++++ DATA LINES ++++

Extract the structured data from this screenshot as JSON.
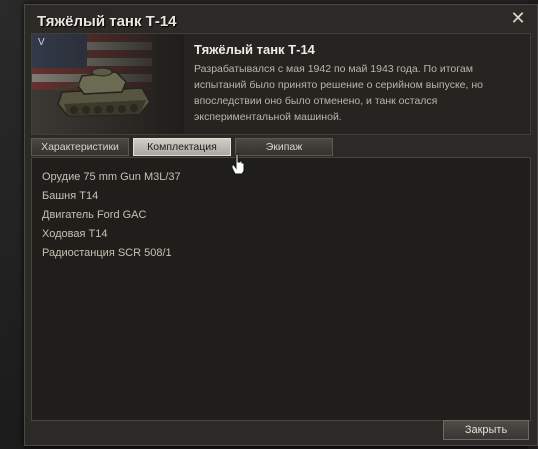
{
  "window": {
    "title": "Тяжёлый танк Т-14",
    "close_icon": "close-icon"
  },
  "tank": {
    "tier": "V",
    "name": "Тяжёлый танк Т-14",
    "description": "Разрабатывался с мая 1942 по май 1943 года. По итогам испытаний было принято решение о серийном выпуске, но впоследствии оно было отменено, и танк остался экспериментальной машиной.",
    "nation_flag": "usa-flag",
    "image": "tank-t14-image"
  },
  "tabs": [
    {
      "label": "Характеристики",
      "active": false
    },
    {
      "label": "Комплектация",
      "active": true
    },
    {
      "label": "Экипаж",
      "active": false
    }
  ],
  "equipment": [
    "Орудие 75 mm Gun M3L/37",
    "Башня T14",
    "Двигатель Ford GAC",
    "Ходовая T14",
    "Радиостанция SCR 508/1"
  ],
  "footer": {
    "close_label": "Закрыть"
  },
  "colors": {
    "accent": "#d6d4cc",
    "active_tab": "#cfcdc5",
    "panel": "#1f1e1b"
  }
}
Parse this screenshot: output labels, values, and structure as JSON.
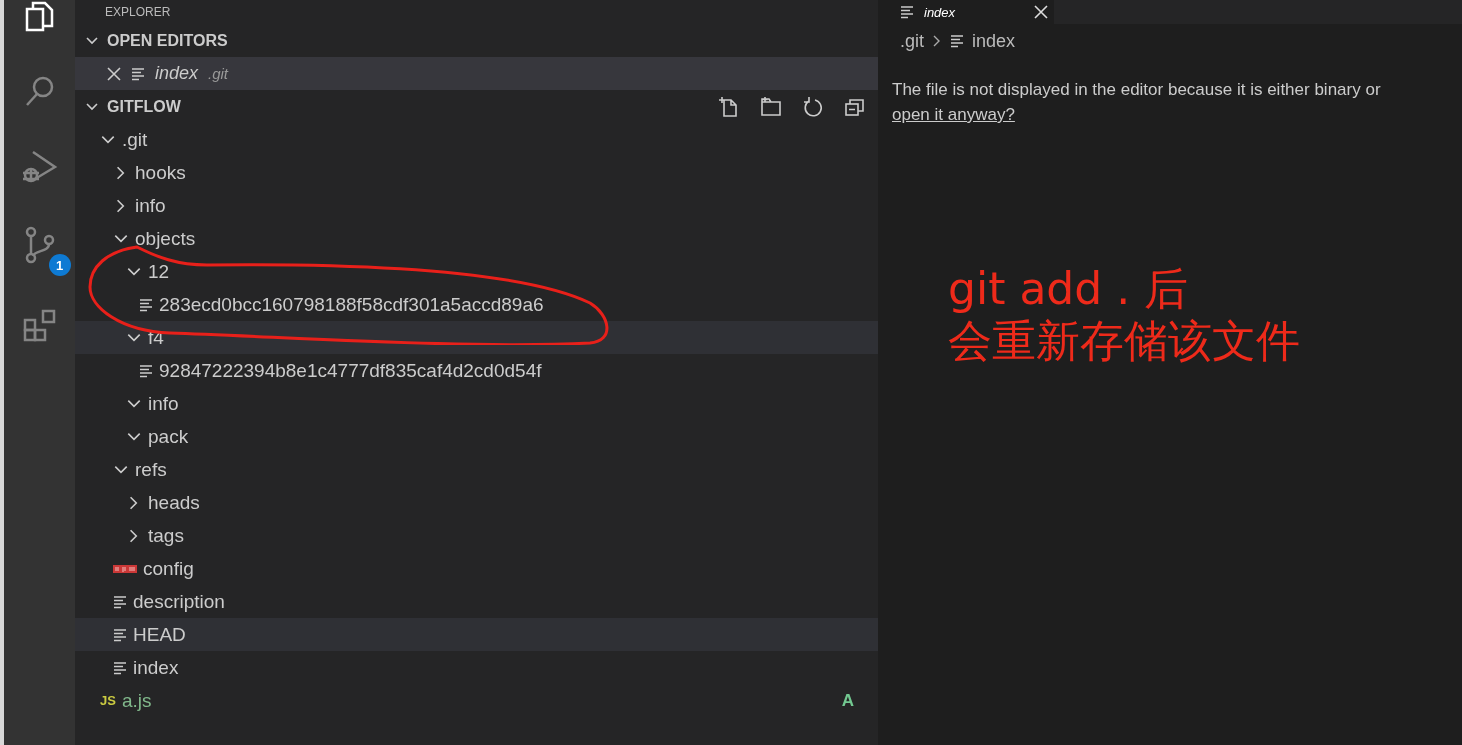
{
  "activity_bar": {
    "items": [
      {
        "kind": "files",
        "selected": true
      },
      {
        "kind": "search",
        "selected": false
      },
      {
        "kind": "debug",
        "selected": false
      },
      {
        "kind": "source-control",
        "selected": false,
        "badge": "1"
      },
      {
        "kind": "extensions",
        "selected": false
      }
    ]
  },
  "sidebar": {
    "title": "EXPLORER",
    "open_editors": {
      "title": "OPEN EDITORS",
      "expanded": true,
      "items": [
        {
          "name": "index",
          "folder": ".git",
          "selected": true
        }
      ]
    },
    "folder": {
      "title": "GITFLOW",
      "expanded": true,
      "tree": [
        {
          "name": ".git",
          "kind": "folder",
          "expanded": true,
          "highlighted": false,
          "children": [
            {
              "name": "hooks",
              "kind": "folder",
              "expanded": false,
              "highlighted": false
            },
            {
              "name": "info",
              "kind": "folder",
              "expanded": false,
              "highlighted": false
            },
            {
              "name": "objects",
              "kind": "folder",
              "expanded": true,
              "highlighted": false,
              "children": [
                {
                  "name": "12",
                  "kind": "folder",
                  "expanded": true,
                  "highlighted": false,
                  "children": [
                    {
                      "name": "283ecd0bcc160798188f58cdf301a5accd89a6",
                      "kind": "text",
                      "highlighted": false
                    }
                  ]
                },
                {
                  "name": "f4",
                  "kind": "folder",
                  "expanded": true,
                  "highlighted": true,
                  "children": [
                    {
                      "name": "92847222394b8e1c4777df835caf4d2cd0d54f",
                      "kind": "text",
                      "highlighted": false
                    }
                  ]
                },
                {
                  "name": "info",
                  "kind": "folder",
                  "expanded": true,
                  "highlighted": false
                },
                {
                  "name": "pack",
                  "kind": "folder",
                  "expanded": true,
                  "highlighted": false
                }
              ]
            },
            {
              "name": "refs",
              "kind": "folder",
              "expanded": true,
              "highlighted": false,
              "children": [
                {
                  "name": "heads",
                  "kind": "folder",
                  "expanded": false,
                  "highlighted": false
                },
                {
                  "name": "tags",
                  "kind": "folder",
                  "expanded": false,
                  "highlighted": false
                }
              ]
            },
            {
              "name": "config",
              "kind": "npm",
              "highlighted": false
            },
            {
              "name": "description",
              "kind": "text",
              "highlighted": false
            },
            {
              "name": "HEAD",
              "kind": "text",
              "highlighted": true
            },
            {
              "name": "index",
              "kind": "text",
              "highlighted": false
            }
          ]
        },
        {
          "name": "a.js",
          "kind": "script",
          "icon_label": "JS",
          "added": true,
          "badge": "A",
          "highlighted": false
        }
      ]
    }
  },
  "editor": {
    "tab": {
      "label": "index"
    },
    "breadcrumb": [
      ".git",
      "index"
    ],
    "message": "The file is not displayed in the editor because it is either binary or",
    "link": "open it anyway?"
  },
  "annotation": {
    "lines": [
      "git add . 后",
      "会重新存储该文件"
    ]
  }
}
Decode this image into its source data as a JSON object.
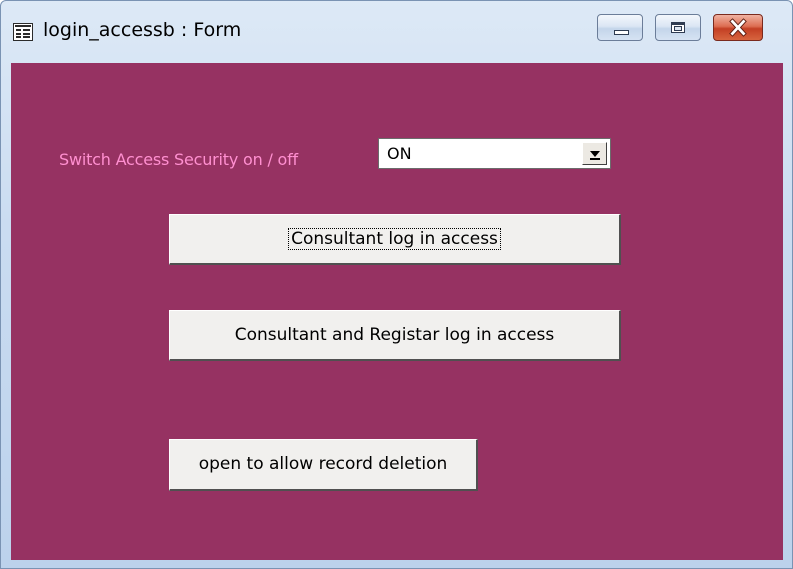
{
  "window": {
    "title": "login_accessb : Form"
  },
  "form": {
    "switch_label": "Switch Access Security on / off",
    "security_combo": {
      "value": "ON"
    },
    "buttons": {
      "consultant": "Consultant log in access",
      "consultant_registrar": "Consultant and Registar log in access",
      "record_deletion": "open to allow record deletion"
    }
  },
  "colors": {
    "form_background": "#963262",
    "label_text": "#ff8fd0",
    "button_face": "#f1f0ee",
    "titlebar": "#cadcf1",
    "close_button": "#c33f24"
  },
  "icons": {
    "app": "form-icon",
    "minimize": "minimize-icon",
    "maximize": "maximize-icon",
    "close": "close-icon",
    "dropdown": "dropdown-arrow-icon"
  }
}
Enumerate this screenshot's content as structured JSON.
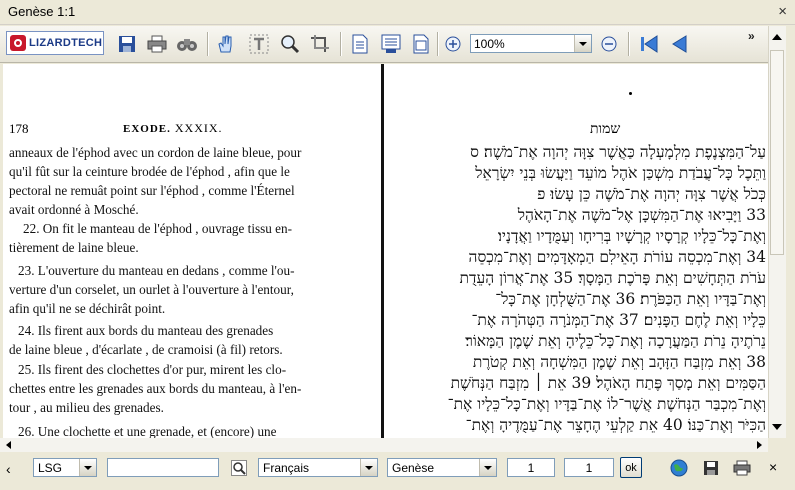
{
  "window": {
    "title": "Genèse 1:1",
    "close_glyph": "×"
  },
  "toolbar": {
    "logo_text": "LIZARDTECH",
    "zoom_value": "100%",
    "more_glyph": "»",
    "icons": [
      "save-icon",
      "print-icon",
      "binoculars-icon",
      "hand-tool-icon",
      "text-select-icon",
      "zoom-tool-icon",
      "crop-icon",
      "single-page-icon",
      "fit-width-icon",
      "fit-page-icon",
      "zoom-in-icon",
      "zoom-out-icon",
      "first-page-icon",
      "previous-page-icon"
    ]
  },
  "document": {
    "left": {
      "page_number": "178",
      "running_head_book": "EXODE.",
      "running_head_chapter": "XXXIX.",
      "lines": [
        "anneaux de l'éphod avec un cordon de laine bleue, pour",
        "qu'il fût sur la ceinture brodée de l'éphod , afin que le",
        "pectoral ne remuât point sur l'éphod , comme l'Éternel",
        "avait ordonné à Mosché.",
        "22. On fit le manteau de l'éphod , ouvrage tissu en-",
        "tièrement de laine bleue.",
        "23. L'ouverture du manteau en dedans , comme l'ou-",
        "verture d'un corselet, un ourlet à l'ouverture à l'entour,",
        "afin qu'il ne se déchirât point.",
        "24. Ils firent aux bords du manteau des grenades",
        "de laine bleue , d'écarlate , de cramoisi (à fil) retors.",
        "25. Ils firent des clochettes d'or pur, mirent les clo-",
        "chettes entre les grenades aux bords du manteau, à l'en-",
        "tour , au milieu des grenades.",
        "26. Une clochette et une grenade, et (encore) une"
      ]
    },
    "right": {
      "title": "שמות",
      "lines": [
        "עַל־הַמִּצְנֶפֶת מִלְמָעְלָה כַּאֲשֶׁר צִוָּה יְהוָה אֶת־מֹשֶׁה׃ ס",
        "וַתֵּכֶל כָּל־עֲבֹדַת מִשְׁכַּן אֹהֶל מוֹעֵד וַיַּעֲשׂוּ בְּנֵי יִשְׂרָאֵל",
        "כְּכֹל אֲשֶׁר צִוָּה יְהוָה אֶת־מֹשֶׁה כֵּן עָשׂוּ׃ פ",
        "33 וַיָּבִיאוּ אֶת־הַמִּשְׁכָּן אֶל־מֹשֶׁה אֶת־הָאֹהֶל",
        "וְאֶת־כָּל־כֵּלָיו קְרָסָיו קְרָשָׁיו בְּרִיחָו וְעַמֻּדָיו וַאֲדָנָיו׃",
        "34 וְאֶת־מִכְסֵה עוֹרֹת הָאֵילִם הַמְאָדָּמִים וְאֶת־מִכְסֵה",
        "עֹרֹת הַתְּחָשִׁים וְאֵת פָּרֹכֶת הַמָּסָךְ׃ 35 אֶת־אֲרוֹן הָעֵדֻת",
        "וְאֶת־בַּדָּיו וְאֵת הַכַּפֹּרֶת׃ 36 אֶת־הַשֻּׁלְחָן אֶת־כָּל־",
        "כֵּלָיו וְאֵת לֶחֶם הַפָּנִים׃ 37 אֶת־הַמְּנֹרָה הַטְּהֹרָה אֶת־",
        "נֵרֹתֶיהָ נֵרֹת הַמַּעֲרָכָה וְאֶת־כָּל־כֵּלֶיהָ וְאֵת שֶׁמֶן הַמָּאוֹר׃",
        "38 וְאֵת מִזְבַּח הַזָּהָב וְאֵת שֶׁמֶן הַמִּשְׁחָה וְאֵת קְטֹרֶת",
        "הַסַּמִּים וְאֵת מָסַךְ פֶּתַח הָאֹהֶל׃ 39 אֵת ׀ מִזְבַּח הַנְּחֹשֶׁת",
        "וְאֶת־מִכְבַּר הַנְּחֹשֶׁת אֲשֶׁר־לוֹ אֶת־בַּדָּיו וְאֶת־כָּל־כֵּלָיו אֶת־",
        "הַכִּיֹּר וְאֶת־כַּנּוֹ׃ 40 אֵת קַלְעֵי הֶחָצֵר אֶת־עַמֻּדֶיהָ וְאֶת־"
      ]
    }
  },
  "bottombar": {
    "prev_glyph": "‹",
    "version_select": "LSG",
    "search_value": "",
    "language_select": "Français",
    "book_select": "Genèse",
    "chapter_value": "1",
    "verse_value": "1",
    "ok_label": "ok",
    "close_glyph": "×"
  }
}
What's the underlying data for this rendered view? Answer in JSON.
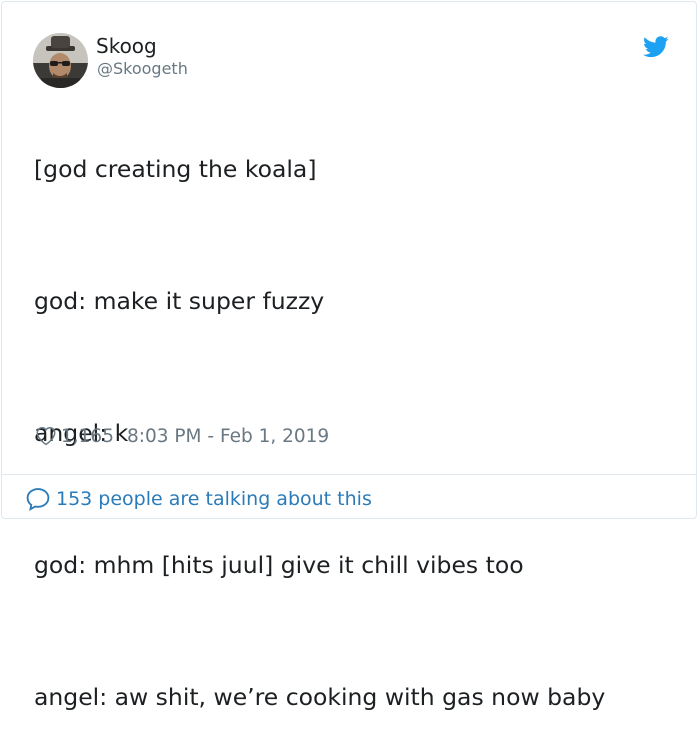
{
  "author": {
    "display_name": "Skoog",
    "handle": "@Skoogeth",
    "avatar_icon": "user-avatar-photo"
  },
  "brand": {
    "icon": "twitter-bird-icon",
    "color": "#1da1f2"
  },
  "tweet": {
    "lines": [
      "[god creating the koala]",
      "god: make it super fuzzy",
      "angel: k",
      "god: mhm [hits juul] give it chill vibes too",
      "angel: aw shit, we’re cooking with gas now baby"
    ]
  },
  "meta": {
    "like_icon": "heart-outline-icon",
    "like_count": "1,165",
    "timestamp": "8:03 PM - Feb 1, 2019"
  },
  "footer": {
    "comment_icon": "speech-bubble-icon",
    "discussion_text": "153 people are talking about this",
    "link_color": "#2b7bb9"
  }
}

++++

From the records given above, copy all lines containing "source".

- [WRITTEN RESPONSE]:
        "kind": "source-control",
Decode this image into its source data as a JSON object.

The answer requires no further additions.